## Objective
Locate each line containing the string "this" and copy it out.

═══ Supplied data

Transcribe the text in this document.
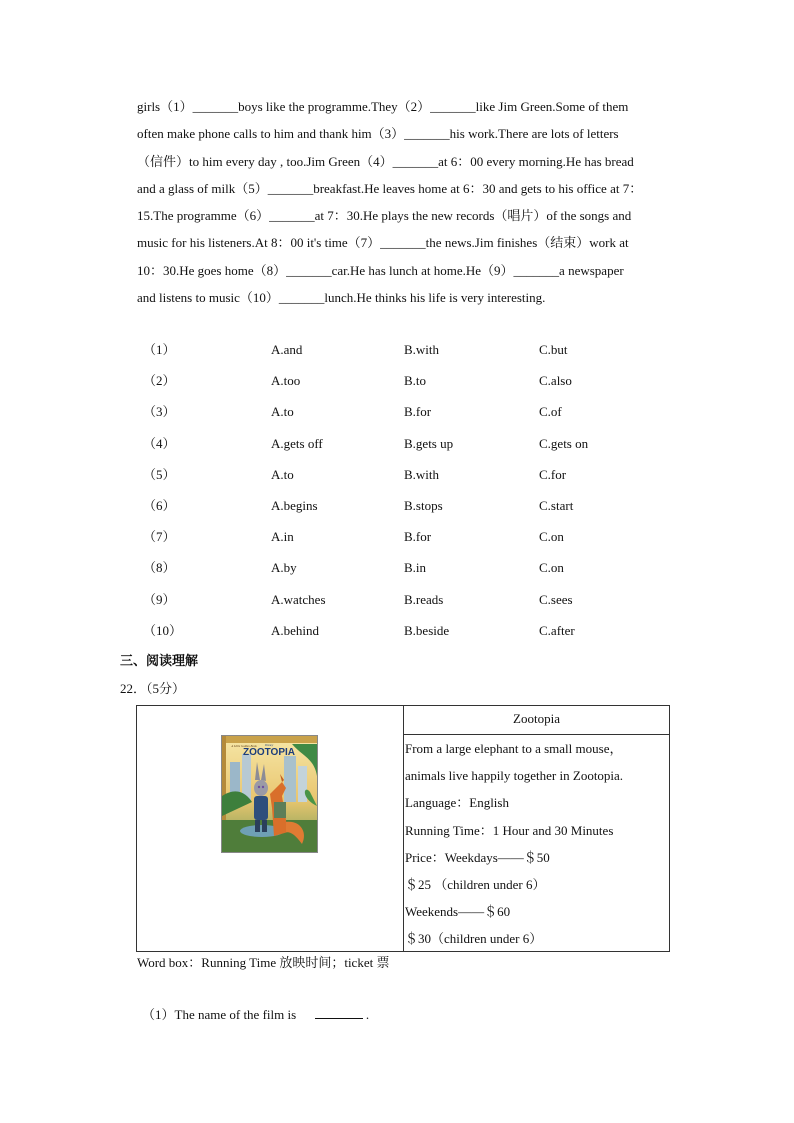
girls（1）_______boys like the programme.They（2）_______like Jim Green.Some of them
often make phone calls to him and thank him（3）_______his work.There are lots of letters
（信件）to him every day , too.Jim Green（4）_______at 6：00 every morning.He has bread
and a glass of milk（5）_______breakfast.He leaves home at 6：30 and gets to his office at 7：
15.The programme（6）_______at 7：30.He plays the new records（唱片）of the songs and
music for his listeners.At 8：00 it's time（7）_______the news.Jim finishes（结束）work at
10：30.He goes home（8）_______car.He has lunch at home.He（9）_______a newspaper
and listens to music（10）_______lunch.He thinks his life is very interesting.
（1）	A.and	B.with	C.but
（2）	A.too	B.to	C.also
（3）	A.to	B.for	C.of
（4）	A.gets off	B.gets up	C.gets on
（5）	A.to	B.with	C.for
（6）	A.begins	B.stops	C.start
（7）	A.in	B.for	C.on
（8）	A.by	B.in	C.on
（9）	A.watches	B.reads	C.sees
（10）	A.behind	B.beside	C.after
三、阅读理解
22．（5分）
ZOOTOPIA
A Little Golden Book	Disney
Zootopia
From a large elephant to a small mouse，
animals live happily together in Zootopia.
Language：English
Running Time：1 Hour and 30 Minutes
Price：Weekdays——＄50
＄25 （children under 6）
Weekends——＄60
＄30（children under 6）
Word box：Running Time 放映时间；ticket 票
（1）The name of the film is	.
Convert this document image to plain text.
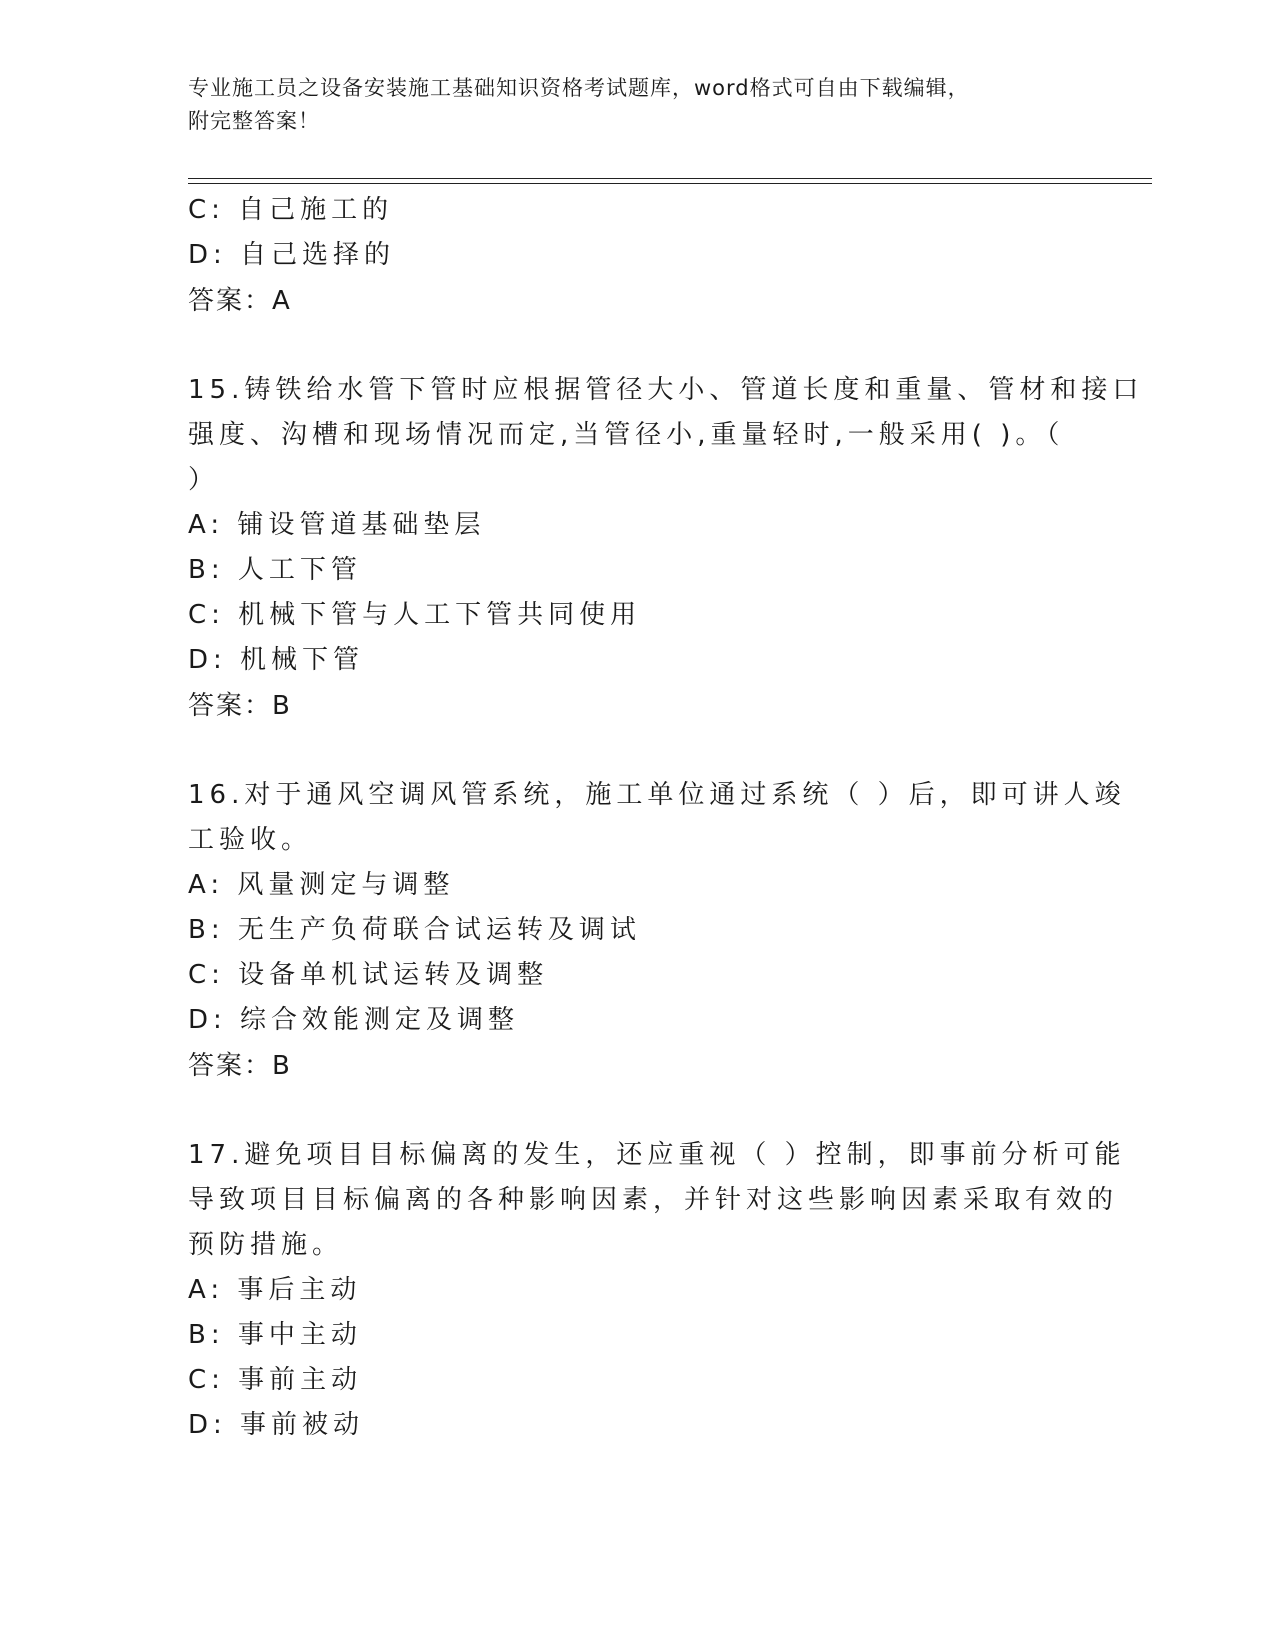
专业施工员之设备安装施工基础知识资格考试题库，word格式可自由下载编辑，
附完整答案！
C: 自己施工的
D: 自己选择的
答案：A
15.铸铁给水管下管时应根据管径大小、管道长度和重量、管材和接口
强度、沟槽和现场情况而定,当管径小,重量轻时,一般采用( )。（
）
A: 铺设管道基础垫层
B: 人工下管
C: 机械下管与人工下管共同使用
D: 机械下管
答案：B
16.对于通风空调风管系统，施工单位通过系统（ ）后，即可讲人竣
工验收。
A: 风量测定与调整
B: 无生产负荷联合试运转及调试
C: 设备单机试运转及调整
D: 综合效能测定及调整
答案：B
17.避免项目目标偏离的发生，还应重视（ ）控制，即事前分析可能
导致项目目标偏离的各种影响因素，并针对这些影响因素采取有效的
预防措施。
A: 事后主动
B: 事中主动
C: 事前主动
D: 事前被动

══════

## Finished task
Transcribe the text in this document.
Convert this document image to plain text.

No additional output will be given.